**BRANO**:

Strasburgo, la sede della CEDU © Hadrian/SHutterstock

Strasburgo, la sede della CEDU © Hadrian/SHutterstock

Nella sua recente sentenza, la Corte europea dei diritti dell'uomo di Strasburgo (CEDU) ha dichiarato la Bosnia ed Erzegovina responsabile di discriminazione e violazione della Convenzione europea dei diritti dell'uomo

01/09/2023 -  Arman Fazlić Sarajevo

Con la sentenza pubblicata martedì 29 agosto, la Corte europea dei diritti dell’uomo (CEDU) ha dato ragione al ricorrente Slaven Kovačević, consigliere del membro croato della Presidenza tripartita della BiH Željko Komšić, il quale aveva sporto denuncia contro la Bosnia Erzegovina sostenendo che il suo diritto di voto fosse minacciato.

Kovačević aveva denunciato lo stato bosniaco-erzegovese per non avergli permesso di partecipare all’elezione del membro serbo della Presidenza della BiH e di candidarsi alla Camera dei popoli dell’Assemblea parlamentare della BiH.

La Corte ha stabilito che la Bosnia Erzegovina deve garantire l’uguaglianza di tutti i suoi cittadini nella vita politica in conformità con i valori e i principi fondamentali della democrazia e con la Convenzione europea dei diritti dell’uomo che la BiH riconosce come un atto legislativo di rango superiore rispetto alla Costituzione della BiH.

Il contenuto della sentenza

Nella sua sentenza, il collegio giudicante della Corte europea dei diritti dell’uomo, con sei voti favorevoli e uno contrario, ha stabilito che la Bosnia Erzegovina ha violato l’articolo 1 del Protocollo n. 12 della Convenzione europea dei diritti dell’uomo riguardo alla mancata rappresentanza di Kovačević alla Camera dei popoli dell’Assemblea parlamentare della BiH e alla Presidenza tripartita.

**DATI FORNITI**:
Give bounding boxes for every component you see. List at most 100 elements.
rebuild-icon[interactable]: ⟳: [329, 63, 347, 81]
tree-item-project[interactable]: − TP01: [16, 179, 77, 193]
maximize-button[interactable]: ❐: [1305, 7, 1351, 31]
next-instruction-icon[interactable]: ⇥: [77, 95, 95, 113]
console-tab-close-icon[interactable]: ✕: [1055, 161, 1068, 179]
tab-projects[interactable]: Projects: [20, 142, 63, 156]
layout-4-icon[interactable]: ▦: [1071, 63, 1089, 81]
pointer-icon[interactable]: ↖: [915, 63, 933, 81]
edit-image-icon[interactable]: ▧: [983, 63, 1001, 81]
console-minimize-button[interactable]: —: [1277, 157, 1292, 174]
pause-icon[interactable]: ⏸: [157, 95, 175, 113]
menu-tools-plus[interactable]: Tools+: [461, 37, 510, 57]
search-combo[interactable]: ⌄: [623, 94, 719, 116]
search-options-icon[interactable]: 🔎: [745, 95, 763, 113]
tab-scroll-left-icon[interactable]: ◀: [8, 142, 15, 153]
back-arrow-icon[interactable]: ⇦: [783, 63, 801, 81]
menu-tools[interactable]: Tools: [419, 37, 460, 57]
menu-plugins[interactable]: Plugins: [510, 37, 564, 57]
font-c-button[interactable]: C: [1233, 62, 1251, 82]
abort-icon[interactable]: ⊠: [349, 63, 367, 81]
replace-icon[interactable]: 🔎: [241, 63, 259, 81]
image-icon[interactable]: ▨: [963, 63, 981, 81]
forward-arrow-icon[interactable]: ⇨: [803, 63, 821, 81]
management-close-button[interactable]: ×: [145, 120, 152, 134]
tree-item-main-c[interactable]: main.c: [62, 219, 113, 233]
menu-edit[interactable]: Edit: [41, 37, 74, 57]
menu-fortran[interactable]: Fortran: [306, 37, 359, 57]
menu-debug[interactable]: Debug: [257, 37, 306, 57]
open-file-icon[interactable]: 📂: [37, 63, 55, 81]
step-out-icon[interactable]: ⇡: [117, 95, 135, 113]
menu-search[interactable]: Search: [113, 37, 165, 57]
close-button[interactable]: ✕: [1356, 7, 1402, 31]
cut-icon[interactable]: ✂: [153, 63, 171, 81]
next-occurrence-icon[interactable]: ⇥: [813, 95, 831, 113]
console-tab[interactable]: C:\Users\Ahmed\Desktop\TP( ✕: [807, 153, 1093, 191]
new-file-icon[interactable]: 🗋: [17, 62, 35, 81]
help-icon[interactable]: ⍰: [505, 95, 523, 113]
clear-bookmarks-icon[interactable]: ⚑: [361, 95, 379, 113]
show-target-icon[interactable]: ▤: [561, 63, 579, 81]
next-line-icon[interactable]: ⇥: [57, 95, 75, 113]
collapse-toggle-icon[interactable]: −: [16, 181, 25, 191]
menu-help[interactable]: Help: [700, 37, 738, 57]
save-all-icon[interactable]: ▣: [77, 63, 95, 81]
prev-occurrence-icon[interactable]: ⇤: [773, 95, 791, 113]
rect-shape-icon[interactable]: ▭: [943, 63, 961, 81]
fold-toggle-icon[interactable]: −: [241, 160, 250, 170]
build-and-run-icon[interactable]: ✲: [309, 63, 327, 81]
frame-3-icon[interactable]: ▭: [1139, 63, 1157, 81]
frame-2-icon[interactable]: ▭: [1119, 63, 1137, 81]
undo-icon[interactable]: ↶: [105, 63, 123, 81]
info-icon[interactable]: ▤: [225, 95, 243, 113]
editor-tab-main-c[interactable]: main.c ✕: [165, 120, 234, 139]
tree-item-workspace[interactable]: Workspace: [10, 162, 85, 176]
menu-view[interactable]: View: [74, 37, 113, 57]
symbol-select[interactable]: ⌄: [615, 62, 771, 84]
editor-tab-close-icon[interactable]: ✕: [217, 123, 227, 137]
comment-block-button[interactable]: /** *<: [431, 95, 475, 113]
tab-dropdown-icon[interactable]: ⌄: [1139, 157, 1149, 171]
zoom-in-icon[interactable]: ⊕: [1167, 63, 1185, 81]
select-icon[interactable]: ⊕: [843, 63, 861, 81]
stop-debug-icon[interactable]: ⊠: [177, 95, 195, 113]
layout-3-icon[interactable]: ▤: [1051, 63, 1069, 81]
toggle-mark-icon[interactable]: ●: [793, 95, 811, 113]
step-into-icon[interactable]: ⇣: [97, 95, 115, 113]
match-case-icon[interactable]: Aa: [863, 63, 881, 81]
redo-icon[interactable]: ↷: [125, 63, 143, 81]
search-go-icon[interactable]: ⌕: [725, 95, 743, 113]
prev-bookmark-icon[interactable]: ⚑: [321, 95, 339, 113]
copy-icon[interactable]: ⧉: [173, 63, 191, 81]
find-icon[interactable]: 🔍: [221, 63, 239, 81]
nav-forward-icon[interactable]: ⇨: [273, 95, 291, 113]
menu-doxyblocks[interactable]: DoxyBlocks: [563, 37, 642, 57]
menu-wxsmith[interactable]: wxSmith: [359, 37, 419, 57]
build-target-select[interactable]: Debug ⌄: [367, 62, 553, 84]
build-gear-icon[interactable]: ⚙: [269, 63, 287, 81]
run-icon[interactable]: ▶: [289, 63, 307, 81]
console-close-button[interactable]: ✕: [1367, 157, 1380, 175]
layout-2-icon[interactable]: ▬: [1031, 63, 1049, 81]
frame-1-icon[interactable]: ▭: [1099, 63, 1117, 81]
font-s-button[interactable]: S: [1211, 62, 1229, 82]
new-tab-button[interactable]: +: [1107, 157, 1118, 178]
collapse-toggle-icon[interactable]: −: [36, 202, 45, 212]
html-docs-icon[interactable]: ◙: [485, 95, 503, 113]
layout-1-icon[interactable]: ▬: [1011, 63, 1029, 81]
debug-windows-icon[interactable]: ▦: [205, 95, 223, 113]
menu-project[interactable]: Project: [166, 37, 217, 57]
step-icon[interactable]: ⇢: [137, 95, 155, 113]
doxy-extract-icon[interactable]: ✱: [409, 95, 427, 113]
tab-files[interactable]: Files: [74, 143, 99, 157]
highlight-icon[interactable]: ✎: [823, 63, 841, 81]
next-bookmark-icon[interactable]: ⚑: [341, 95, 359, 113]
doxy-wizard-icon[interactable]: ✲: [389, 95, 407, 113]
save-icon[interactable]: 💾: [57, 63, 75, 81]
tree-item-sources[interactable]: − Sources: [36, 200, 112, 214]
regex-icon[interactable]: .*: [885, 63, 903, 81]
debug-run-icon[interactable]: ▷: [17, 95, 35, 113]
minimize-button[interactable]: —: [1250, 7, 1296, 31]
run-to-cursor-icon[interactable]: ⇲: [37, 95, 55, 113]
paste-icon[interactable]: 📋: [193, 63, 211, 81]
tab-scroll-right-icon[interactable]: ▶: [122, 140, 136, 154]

**COSA FARE**:
#1 Cita testualmente il passo dell'articolo sulla sentenza della CEDU che va da "Nella sua recente" fino a "voto fosse minacciato." incluso.
#2 Elenca tutti i testi giuridici (convenzioni, protocolli, costituzioni) menzionati nell'articolo sulla sentenza della CEDU.
I record provengono da una fonte diversa da quella del brano.

**RISPOSTE**:
#1
Nella sua recente sentenza, la Corte europea dei diritti dell'uomo di Strasburgo (CEDU) ha dichiarato la Bosnia ed Erzegovina responsabile di discriminazione e violazione della Convenzione europea dei diritti dell'uomo

01/09/2023 -  Arman Fazlić Sarajevo

Con la sentenza pubblicata martedì 29 agosto, la Corte europea dei diritti dell’uomo (CEDU) ha dato ragione al ricorrente Slaven Kovačević, consigliere del membro croato della Presidenza tripartita della BiH Željko Komšić, il quale aveva sporto denuncia contro la Bosnia Erzegovina sostenendo che il suo diritto di voto fosse minacciato.

#2
- Convenzione europea dei diritti dell'uomo
- Protocollo n. 12 della Convenzione europea dei diritti dell'uomo
- Costituzione della BiH